What you have to do –
Output all the data exactly. Pictures do not belong in the copy.

Input for this task –

---*---

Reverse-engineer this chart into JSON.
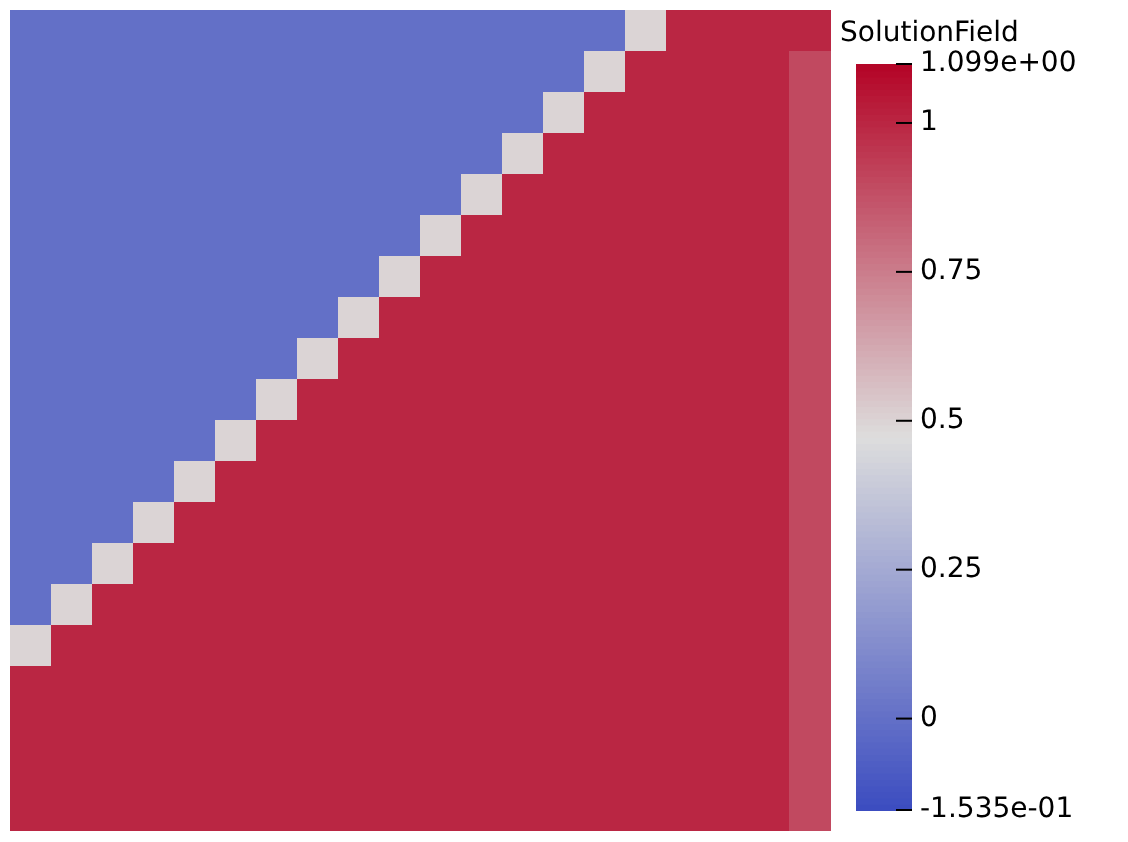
{
  "chart_data": {
    "type": "heatmap",
    "clabel": "SolutionField",
    "categories": [
      null,
      null,
      null,
      null,
      null,
      null,
      null,
      null,
      null,
      null,
      null,
      null,
      null,
      null,
      null,
      null,
      null,
      null,
      null,
      null
    ],
    "y_categories": [
      null,
      null,
      null,
      null,
      null,
      null,
      null,
      null,
      null,
      null,
      null,
      null,
      null,
      null,
      null,
      null,
      null,
      null,
      null,
      null
    ],
    "cells": [
      [
        0,
        0,
        0,
        0,
        0,
        0,
        0,
        0,
        0,
        0,
        0,
        0,
        0,
        0,
        0,
        0.5,
        1,
        1,
        1,
        1
      ],
      [
        0,
        0,
        0,
        0,
        0,
        0,
        0,
        0,
        0,
        0,
        0,
        0,
        0,
        0,
        0.5,
        1,
        1,
        1,
        1,
        0.9
      ],
      [
        0,
        0,
        0,
        0,
        0,
        0,
        0,
        0,
        0,
        0,
        0,
        0,
        0,
        0.5,
        1,
        1,
        1,
        1,
        1,
        0.9
      ],
      [
        0,
        0,
        0,
        0,
        0,
        0,
        0,
        0,
        0,
        0,
        0,
        0,
        0.5,
        1,
        1,
        1,
        1,
        1,
        1,
        0.9
      ],
      [
        0,
        0,
        0,
        0,
        0,
        0,
        0,
        0,
        0,
        0,
        0,
        0.5,
        1,
        1,
        1,
        1,
        1,
        1,
        1,
        0.9
      ],
      [
        0,
        0,
        0,
        0,
        0,
        0,
        0,
        0,
        0,
        0,
        0.5,
        1,
        1,
        1,
        1,
        1,
        1,
        1,
        1,
        0.9
      ],
      [
        0,
        0,
        0,
        0,
        0,
        0,
        0,
        0,
        0,
        0.5,
        1,
        1,
        1,
        1,
        1,
        1,
        1,
        1,
        1,
        0.9
      ],
      [
        0,
        0,
        0,
        0,
        0,
        0,
        0,
        0,
        0.5,
        1,
        1,
        1,
        1,
        1,
        1,
        1,
        1,
        1,
        1,
        0.9
      ],
      [
        0,
        0,
        0,
        0,
        0,
        0,
        0,
        0.5,
        1,
        1,
        1,
        1,
        1,
        1,
        1,
        1,
        1,
        1,
        1,
        0.9
      ],
      [
        0,
        0,
        0,
        0,
        0,
        0,
        0.5,
        1,
        1,
        1,
        1,
        1,
        1,
        1,
        1,
        1,
        1,
        1,
        1,
        0.9
      ],
      [
        0,
        0,
        0,
        0,
        0,
        0.5,
        1,
        1,
        1,
        1,
        1,
        1,
        1,
        1,
        1,
        1,
        1,
        1,
        1,
        0.9
      ],
      [
        0,
        0,
        0,
        0,
        0.5,
        1,
        1,
        1,
        1,
        1,
        1,
        1,
        1,
        1,
        1,
        1,
        1,
        1,
        1,
        0.9
      ],
      [
        0,
        0,
        0,
        0.5,
        1,
        1,
        1,
        1,
        1,
        1,
        1,
        1,
        1,
        1,
        1,
        1,
        1,
        1,
        1,
        0.9
      ],
      [
        0,
        0,
        0.5,
        1,
        1,
        1,
        1,
        1,
        1,
        1,
        1,
        1,
        1,
        1,
        1,
        1,
        1,
        1,
        1,
        0.9
      ],
      [
        0,
        0.5,
        1,
        1,
        1,
        1,
        1,
        1,
        1,
        1,
        1,
        1,
        1,
        1,
        1,
        1,
        1,
        1,
        1,
        0.9
      ],
      [
        0.5,
        1,
        1,
        1,
        1,
        1,
        1,
        1,
        1,
        1,
        1,
        1,
        1,
        1,
        1,
        1,
        1,
        1,
        1,
        0.9
      ],
      [
        1,
        1,
        1,
        1,
        1,
        1,
        1,
        1,
        1,
        1,
        1,
        1,
        1,
        1,
        1,
        1,
        1,
        1,
        1,
        0.9
      ],
      [
        1,
        1,
        1,
        1,
        1,
        1,
        1,
        1,
        1,
        1,
        1,
        1,
        1,
        1,
        1,
        1,
        1,
        1,
        1,
        0.9
      ],
      [
        1,
        1,
        1,
        1,
        1,
        1,
        1,
        1,
        1,
        1,
        1,
        1,
        1,
        1,
        1,
        1,
        1,
        1,
        1,
        0.9
      ],
      [
        1,
        1,
        1,
        1,
        1,
        1,
        1,
        1,
        1,
        1,
        1,
        1,
        1,
        1,
        1,
        1,
        1,
        1,
        1,
        0.9
      ]
    ],
    "clim": [
      -0.1535,
      1.099
    ],
    "cticks": [
      {
        "value": 1.099,
        "label": "1.099e+00"
      },
      1,
      0.75,
      0.5,
      0.25,
      0,
      {
        "value": -0.1535,
        "label": "-1.535e-01"
      }
    ]
  }
}
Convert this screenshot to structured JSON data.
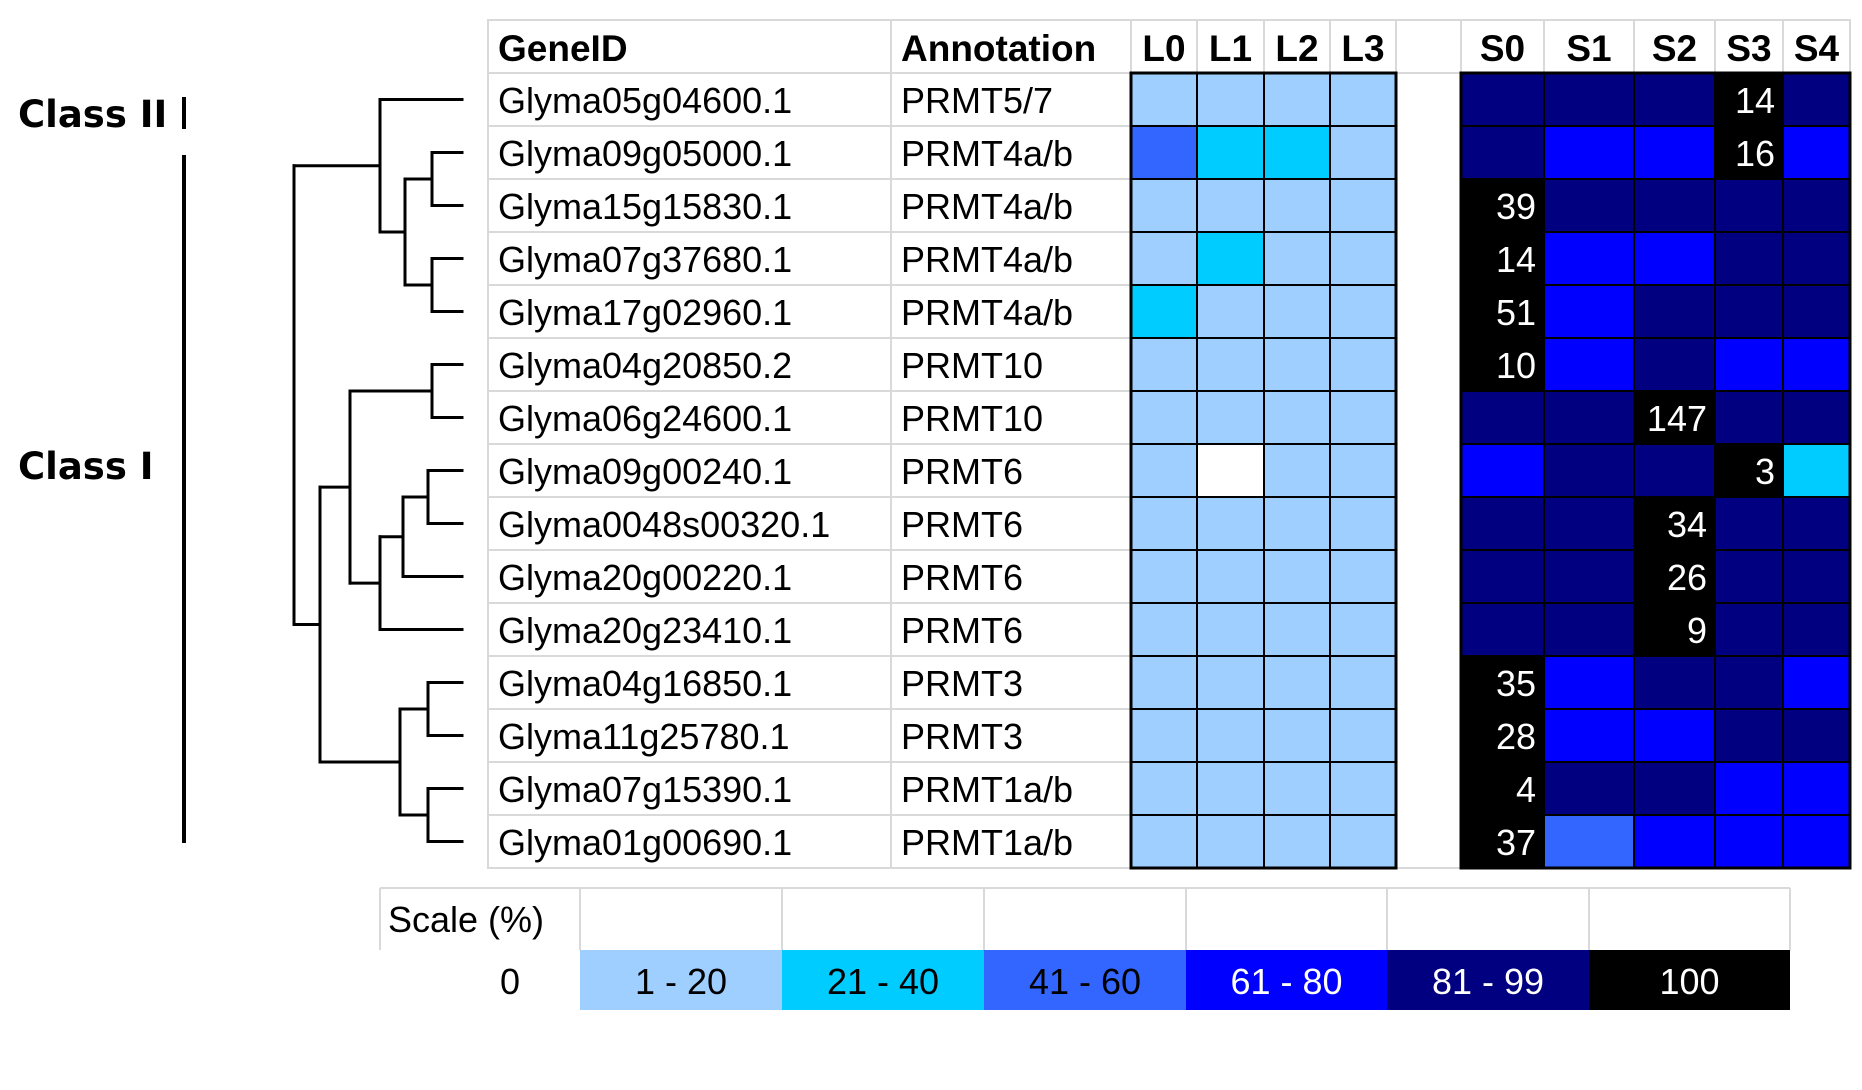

---*---

Finished exercise –
Reverse-engineer this chart into JSON.
{
  "chart_data": {
    "type": "heatmap",
    "clabel": "SolutionField",
    "categories": [
      null,
      null,
      null,
      null,
      null,
      null,
      null,
      null,
      null,
      null,
      null,
      null,
      null,
      null,
      null,
      null,
      null,
      null,
      null,
      null
    ],
    "y_categories": [
      null,
      null,
      null,
      null,
      null,
      null,
      null,
      null,
      null,
      null,
      null,
      null,
      null,
      null,
      null,
      null,
      null,
      null,
      null,
      null
    ],
    "cells": [
      [
        0,
        0,
        0,
        0,
        0,
        0,
        0,
        0,
        0,
        0,
        0,
        0,
        0,
        0,
        0,
        0.5,
        1,
        1,
        1,
        1
      ],
      [
        0,
        0,
        0,
        0,
        0,
        0,
        0,
        0,
        0,
        0,
        0,
        0,
        0,
        0,
        0.5,
        1,
        1,
        1,
        1,
        0.9
      ],
      [
        0,
        0,
        0,
        0,
        0,
        0,
        0,
        0,
        0,
        0,
        0,
        0,
        0,
        0.5,
        1,
        1,
        1,
        1,
        1,
        0.9
      ],
      [
        0,
        0,
        0,
        0,
        0,
        0,
        0,
        0,
        0,
        0,
        0,
        0,
        0.5,
        1,
        1,
        1,
        1,
        1,
        1,
        0.9
      ],
      [
        0,
        0,
        0,
        0,
        0,
        0,
        0,
        0,
        0,
        0,
        0,
        0.5,
        1,
        1,
        1,
        1,
        1,
        1,
        1,
        0.9
      ],
      [
        0,
        0,
        0,
        0,
        0,
        0,
        0,
        0,
        0,
        0,
        0.5,
        1,
        1,
        1,
        1,
        1,
        1,
        1,
        1,
        0.9
      ],
      [
        0,
        0,
        0,
        0,
        0,
        0,
        0,
        0,
        0,
        0.5,
        1,
        1,
        1,
        1,
        1,
        1,
        1,
        1,
        1,
        0.9
      ],
      [
        0,
        0,
        0,
        0,
        0,
        0,
        0,
        0,
        0.5,
        1,
        1,
        1,
        1,
        1,
        1,
        1,
        1,
        1,
        1,
        0.9
      ],
      [
        0,
        0,
        0,
        0,
        0,
        0,
        0,
        0.5,
        1,
        1,
        1,
        1,
        1,
        1,
        1,
        1,
        1,
        1,
        1,
        0.9
      ],
      [
        0,
        0,
        0,
        0,
        0,
        0,
        0.5,
        1,
        1,
        1,
        1,
        1,
        1,
        1,
        1,
        1,
        1,
        1,
        1,
        0.9
      ],
      [
        0,
        0,
        0,
        0,
        0,
        0.5,
        1,
        1,
        1,
        1,
        1,
        1,
        1,
        1,
        1,
        1,
        1,
        1,
        1,
        0.9
      ],
      [
        0,
        0,
        0,
        0,
        0.5,
        1,
        1,
        1,
        1,
        1,
        1,
        1,
        1,
        1,
        1,
        1,
        1,
        1,
        1,
        0.9
      ],
      [
        0,
        0,
        0,
        0.5,
        1,
        1,
        1,
        1,
        1,
        1,
        1,
        1,
        1,
        1,
        1,
        1,
        1,
        1,
        1,
        0.9
      ],
      [
        0,
        0,
        0.5,
        1,
        1,
        1,
        1,
        1,
        1,
        1,
        1,
        1,
        1,
        1,
        1,
        1,
        1,
        1,
        1,
        0.9
      ],
      [
        0,
        0.5,
        1,
        1,
        1,
        1,
        1,
        1,
        1,
        1,
        1,
        1,
        1,
        1,
        1,
        1,
        1,
        1,
        1,
        0.9
      ],
      [
        0.5,
        1,
        1,
        1,
        1,
        1,
        1,
        1,
        1,
        1,
        1,
        1,
        1,
        1,
        1,
        1,
        1,
        1,
        1,
        0.9
      ],
      [
        1,
        1,
        1,
        1,
        1,
        1,
        1,
        1,
        1,
        1,
        1,
        1,
        1,
        1,
        1,
        1,
        1,
        1,
        1,
        0.9
      ],
      [
        1,
        1,
        1,
        1,
        1,
        1,
        1,
        1,
        1,
        1,
        1,
        1,
        1,
        1,
        1,
        1,
        1,
        1,
        1,
        0.9
      ],
      [
        1,
        1,
        1,
        1,
        1,
        1,
        1,
        1,
        1,
        1,
        1,
        1,
        1,
        1,
        1,
        1,
        1,
        1,
        1,
        0.9
      ],
      [
        1,
        1,
        1,
        1,
        1,
        1,
        1,
        1,
        1,
        1,
        1,
        1,
        1,
        1,
        1,
        1,
        1,
        1,
        1,
        0.9
      ]
    ],
    "clim": [
      -0.1535,
      1.099
    ],
    "cticks": [
      {
        "value": 1.099,
        "label": "1.099e+00"
      },
      1,
      0.75,
      0.5,
      0.25,
      0,
      {
        "value": -0.1535,
        "label": "-1.535e-01"
      }
    ]
  }
}
Convert this screenshot to structured JSON data.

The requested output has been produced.